● To do
Go through the listing below and gather every line with the word "grid".

Rows from a dataset
- - -
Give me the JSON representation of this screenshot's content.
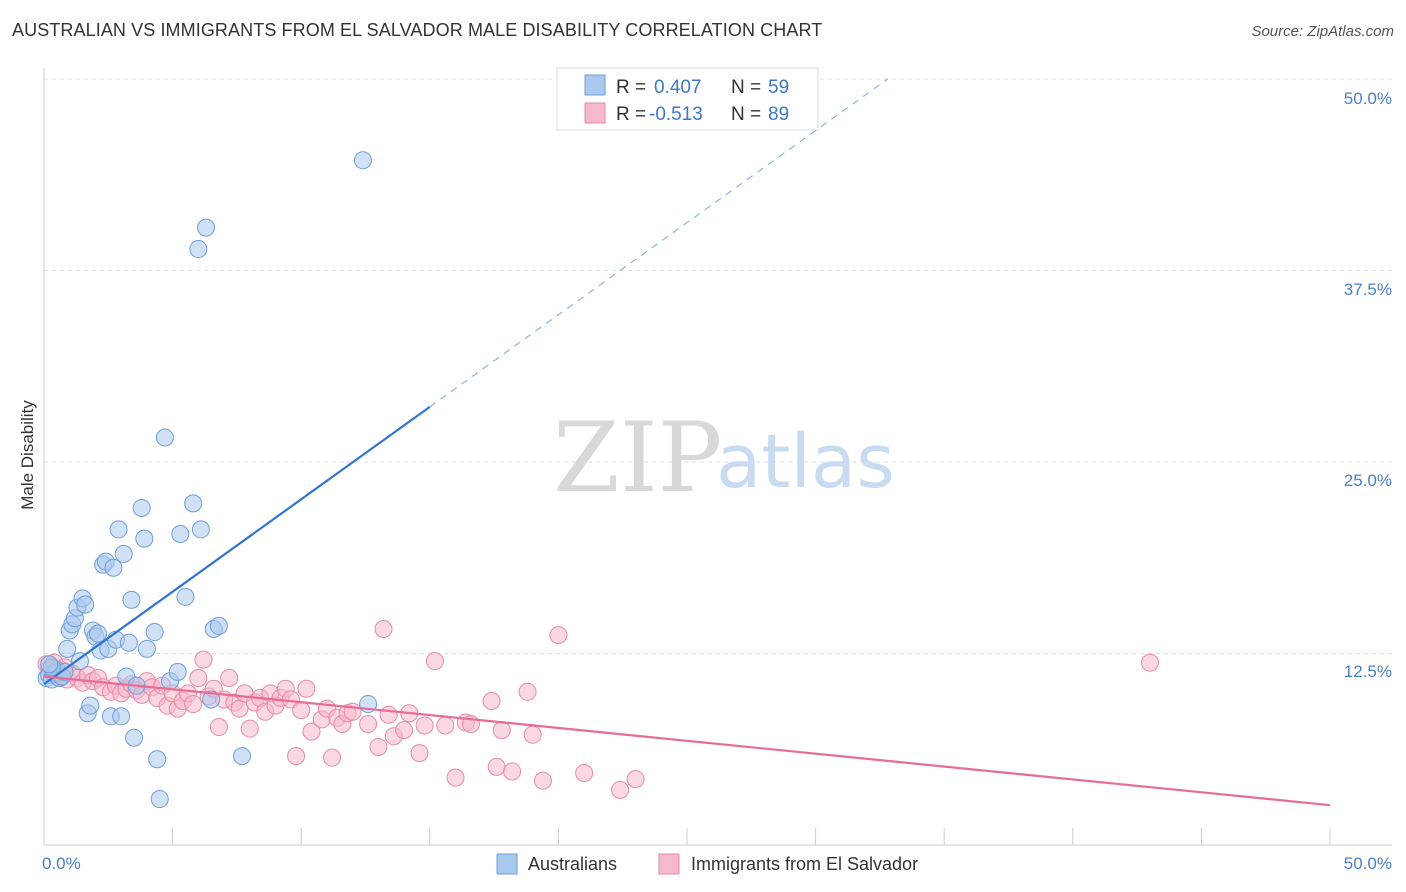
{
  "header": {
    "title": "AUSTRALIAN VS IMMIGRANTS FROM EL SALVADOR MALE DISABILITY CORRELATION CHART",
    "source": "Source: ZipAtlas.com"
  },
  "watermark": {
    "zip": "ZIP",
    "atlas": "atlas"
  },
  "legend_top": {
    "r_label": "R =",
    "n_label": "N =",
    "rows": [
      {
        "r": "0.407",
        "n": "59"
      },
      {
        "r": "-0.513",
        "n": "89"
      }
    ]
  },
  "legend_bottom": {
    "items": [
      "Australians",
      "Immigrants from El Salvador"
    ]
  },
  "colors": {
    "blue_fill": "#a9c8ee",
    "blue_stroke": "#6f9fd8",
    "blue_line": "#2f74d0",
    "pink_fill": "#f6b8cb",
    "pink_stroke": "#e98aa8",
    "pink_line": "#e86b95",
    "tick_text": "#4a7fc8",
    "grid": "#dddddd"
  },
  "chart_data": {
    "type": "scatter",
    "title": "AUSTRALIAN VS IMMIGRANTS FROM EL SALVADOR MALE DISABILITY CORRELATION CHART",
    "ylabel": "Male Disability",
    "xlabel": "",
    "xlim": [
      0,
      50
    ],
    "ylim": [
      0,
      50
    ],
    "x_tick_labels": [
      "0.0%",
      "50.0%"
    ],
    "y_ticks": [
      12.5,
      25.0,
      37.5,
      50.0
    ],
    "y_tick_labels": [
      "12.5%",
      "25.0%",
      "37.5%",
      "50.0%"
    ],
    "grid": "horizontal dashed",
    "series": [
      {
        "name": "Australians",
        "R": 0.407,
        "N": 59,
        "trend": {
          "x0": 0,
          "y0": 10.5,
          "x1": 15,
          "y1": 28.6,
          "x_dash_end": 32.8,
          "y_dash_end": 50
        },
        "points": [
          [
            0.1,
            10.9
          ],
          [
            0.2,
            11.1
          ],
          [
            0.3,
            10.8
          ],
          [
            0.4,
            11.2
          ],
          [
            0.5,
            11.4
          ],
          [
            0.6,
            10.9
          ],
          [
            0.7,
            11.0
          ],
          [
            0.8,
            11.3
          ],
          [
            0.3,
            11.6
          ],
          [
            0.2,
            11.8
          ],
          [
            0.9,
            12.8
          ],
          [
            1.0,
            14.0
          ],
          [
            1.1,
            14.4
          ],
          [
            1.2,
            14.8
          ],
          [
            1.3,
            15.5
          ],
          [
            1.4,
            12.0
          ],
          [
            1.5,
            16.1
          ],
          [
            1.6,
            15.7
          ],
          [
            1.7,
            8.6
          ],
          [
            1.8,
            9.1
          ],
          [
            1.9,
            14.0
          ],
          [
            2.0,
            13.6
          ],
          [
            2.1,
            13.8
          ],
          [
            2.2,
            12.7
          ],
          [
            2.3,
            18.3
          ],
          [
            2.4,
            18.5
          ],
          [
            2.5,
            12.8
          ],
          [
            2.6,
            8.4
          ],
          [
            2.7,
            18.1
          ],
          [
            2.8,
            13.4
          ],
          [
            2.9,
            20.6
          ],
          [
            3.0,
            8.4
          ],
          [
            3.1,
            19.0
          ],
          [
            3.2,
            11.0
          ],
          [
            3.3,
            13.2
          ],
          [
            3.4,
            16.0
          ],
          [
            3.5,
            7.0
          ],
          [
            3.6,
            10.4
          ],
          [
            3.8,
            22.0
          ],
          [
            3.9,
            20.0
          ],
          [
            4.0,
            12.8
          ],
          [
            4.3,
            13.9
          ],
          [
            4.4,
            5.6
          ],
          [
            4.5,
            3.0
          ],
          [
            4.7,
            26.6
          ],
          [
            4.9,
            10.7
          ],
          [
            5.2,
            11.3
          ],
          [
            5.3,
            20.3
          ],
          [
            5.5,
            16.2
          ],
          [
            5.8,
            22.3
          ],
          [
            6.0,
            38.9
          ],
          [
            6.1,
            20.6
          ],
          [
            6.3,
            40.3
          ],
          [
            6.5,
            9.5
          ],
          [
            6.6,
            14.1
          ],
          [
            6.8,
            14.3
          ],
          [
            7.7,
            5.8
          ],
          [
            12.4,
            44.7
          ],
          [
            12.6,
            9.2
          ]
        ]
      },
      {
        "name": "Immigrants from El Salvador",
        "R": -0.513,
        "N": 89,
        "trend": {
          "x0": 0,
          "y0": 11.0,
          "x1": 50,
          "y1": 2.6
        },
        "points": [
          [
            0.1,
            11.8
          ],
          [
            0.2,
            11.5
          ],
          [
            0.3,
            11.2
          ],
          [
            0.4,
            11.9
          ],
          [
            0.5,
            11.0
          ],
          [
            0.6,
            10.9
          ],
          [
            0.7,
            11.4
          ],
          [
            0.8,
            11.6
          ],
          [
            0.9,
            10.8
          ],
          [
            1.1,
            11.2
          ],
          [
            1.3,
            10.9
          ],
          [
            1.5,
            10.6
          ],
          [
            1.7,
            11.1
          ],
          [
            1.9,
            10.7
          ],
          [
            2.1,
            10.9
          ],
          [
            2.3,
            10.3
          ],
          [
            2.6,
            10.0
          ],
          [
            2.8,
            10.4
          ],
          [
            3.0,
            9.9
          ],
          [
            3.2,
            10.2
          ],
          [
            3.4,
            10.5
          ],
          [
            3.6,
            10.1
          ],
          [
            3.8,
            9.8
          ],
          [
            4.0,
            10.7
          ],
          [
            4.2,
            10.3
          ],
          [
            4.4,
            9.6
          ],
          [
            4.6,
            10.4
          ],
          [
            4.8,
            9.1
          ],
          [
            5.0,
            9.9
          ],
          [
            5.2,
            8.9
          ],
          [
            5.4,
            9.4
          ],
          [
            5.6,
            9.9
          ],
          [
            5.8,
            9.2
          ],
          [
            6.0,
            10.9
          ],
          [
            6.2,
            12.1
          ],
          [
            6.4,
            9.7
          ],
          [
            6.6,
            10.2
          ],
          [
            6.8,
            7.7
          ],
          [
            7.0,
            9.5
          ],
          [
            7.2,
            10.9
          ],
          [
            7.4,
            9.3
          ],
          [
            7.6,
            8.9
          ],
          [
            7.8,
            9.9
          ],
          [
            8.0,
            7.6
          ],
          [
            8.2,
            9.3
          ],
          [
            8.4,
            9.6
          ],
          [
            8.6,
            8.7
          ],
          [
            8.8,
            9.9
          ],
          [
            9.0,
            9.1
          ],
          [
            9.2,
            9.6
          ],
          [
            9.4,
            10.2
          ],
          [
            9.6,
            9.5
          ],
          [
            9.8,
            5.8
          ],
          [
            10.0,
            8.8
          ],
          [
            10.2,
            10.2
          ],
          [
            10.4,
            7.4
          ],
          [
            10.8,
            8.2
          ],
          [
            11.0,
            8.9
          ],
          [
            11.2,
            5.7
          ],
          [
            11.4,
            8.3
          ],
          [
            11.6,
            7.9
          ],
          [
            11.8,
            8.6
          ],
          [
            12.0,
            8.7
          ],
          [
            12.6,
            7.9
          ],
          [
            13.0,
            6.4
          ],
          [
            13.2,
            14.1
          ],
          [
            13.4,
            8.5
          ],
          [
            13.6,
            7.1
          ],
          [
            14.0,
            7.5
          ],
          [
            14.2,
            8.6
          ],
          [
            14.6,
            6.0
          ],
          [
            14.8,
            7.8
          ],
          [
            15.2,
            12.0
          ],
          [
            15.6,
            7.8
          ],
          [
            16.0,
            4.4
          ],
          [
            16.4,
            8.0
          ],
          [
            16.6,
            7.9
          ],
          [
            17.4,
            9.4
          ],
          [
            17.6,
            5.1
          ],
          [
            17.8,
            7.5
          ],
          [
            18.2,
            4.8
          ],
          [
            18.8,
            10.0
          ],
          [
            19.0,
            7.2
          ],
          [
            19.4,
            4.2
          ],
          [
            20.0,
            13.7
          ],
          [
            21.0,
            4.7
          ],
          [
            22.4,
            3.6
          ],
          [
            23.0,
            4.3
          ],
          [
            43.0,
            11.9
          ]
        ]
      }
    ]
  }
}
- - -
● Completed exercise
    "grid": "#dddddd"
    "grid": "horizontal dashed",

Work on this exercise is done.